__Set problem__
Show all lines holding "homogenization".
Start of Given entries
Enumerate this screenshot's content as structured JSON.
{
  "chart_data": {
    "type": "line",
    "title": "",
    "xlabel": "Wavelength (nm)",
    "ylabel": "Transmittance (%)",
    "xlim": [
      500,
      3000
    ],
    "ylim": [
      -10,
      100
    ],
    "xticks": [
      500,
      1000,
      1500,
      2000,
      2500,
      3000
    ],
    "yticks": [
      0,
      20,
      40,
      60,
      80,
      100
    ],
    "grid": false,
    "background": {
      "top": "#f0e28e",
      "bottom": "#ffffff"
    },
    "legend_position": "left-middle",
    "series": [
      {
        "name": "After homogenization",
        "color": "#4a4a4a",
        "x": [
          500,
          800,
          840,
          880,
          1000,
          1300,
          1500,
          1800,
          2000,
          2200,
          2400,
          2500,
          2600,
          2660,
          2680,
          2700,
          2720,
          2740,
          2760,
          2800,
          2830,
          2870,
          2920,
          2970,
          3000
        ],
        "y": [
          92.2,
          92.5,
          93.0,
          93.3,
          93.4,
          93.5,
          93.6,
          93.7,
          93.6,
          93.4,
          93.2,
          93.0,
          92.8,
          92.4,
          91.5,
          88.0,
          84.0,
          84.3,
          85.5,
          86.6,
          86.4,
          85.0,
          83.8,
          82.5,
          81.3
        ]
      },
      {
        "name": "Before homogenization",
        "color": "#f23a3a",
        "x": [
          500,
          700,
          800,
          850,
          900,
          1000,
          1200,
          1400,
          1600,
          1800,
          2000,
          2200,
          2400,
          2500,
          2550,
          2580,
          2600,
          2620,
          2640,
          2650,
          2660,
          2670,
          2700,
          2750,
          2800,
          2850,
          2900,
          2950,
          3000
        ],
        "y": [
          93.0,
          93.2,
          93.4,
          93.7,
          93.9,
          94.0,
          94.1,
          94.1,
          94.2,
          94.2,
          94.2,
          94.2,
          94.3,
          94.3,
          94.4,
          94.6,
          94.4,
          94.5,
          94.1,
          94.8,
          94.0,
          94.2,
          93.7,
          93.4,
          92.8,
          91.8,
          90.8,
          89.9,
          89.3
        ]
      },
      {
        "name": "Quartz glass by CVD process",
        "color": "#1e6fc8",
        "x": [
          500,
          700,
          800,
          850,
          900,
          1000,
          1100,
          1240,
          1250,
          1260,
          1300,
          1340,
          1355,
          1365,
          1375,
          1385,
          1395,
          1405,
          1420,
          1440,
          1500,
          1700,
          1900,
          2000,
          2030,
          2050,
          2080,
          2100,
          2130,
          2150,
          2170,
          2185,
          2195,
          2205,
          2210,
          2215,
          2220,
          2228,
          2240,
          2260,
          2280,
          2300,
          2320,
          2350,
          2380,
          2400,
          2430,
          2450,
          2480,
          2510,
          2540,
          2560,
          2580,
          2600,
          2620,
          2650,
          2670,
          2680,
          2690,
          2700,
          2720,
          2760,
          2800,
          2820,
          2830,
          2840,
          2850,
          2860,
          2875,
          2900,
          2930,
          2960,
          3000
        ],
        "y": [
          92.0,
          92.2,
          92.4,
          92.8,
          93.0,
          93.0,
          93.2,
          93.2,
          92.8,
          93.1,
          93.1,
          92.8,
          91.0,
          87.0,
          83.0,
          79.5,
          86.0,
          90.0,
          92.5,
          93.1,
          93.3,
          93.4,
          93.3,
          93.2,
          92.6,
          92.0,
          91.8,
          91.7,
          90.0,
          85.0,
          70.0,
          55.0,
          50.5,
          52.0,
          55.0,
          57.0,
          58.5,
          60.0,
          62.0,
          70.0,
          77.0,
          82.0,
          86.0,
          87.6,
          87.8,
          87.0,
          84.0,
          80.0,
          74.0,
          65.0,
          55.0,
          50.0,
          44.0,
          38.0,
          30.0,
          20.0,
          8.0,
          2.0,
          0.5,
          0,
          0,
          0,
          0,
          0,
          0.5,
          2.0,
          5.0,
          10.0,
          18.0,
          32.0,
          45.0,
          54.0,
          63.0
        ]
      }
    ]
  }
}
End of Given entries
__Answer to this exercise__
        "name": "After homogenization",
        "name": "Before homogenization",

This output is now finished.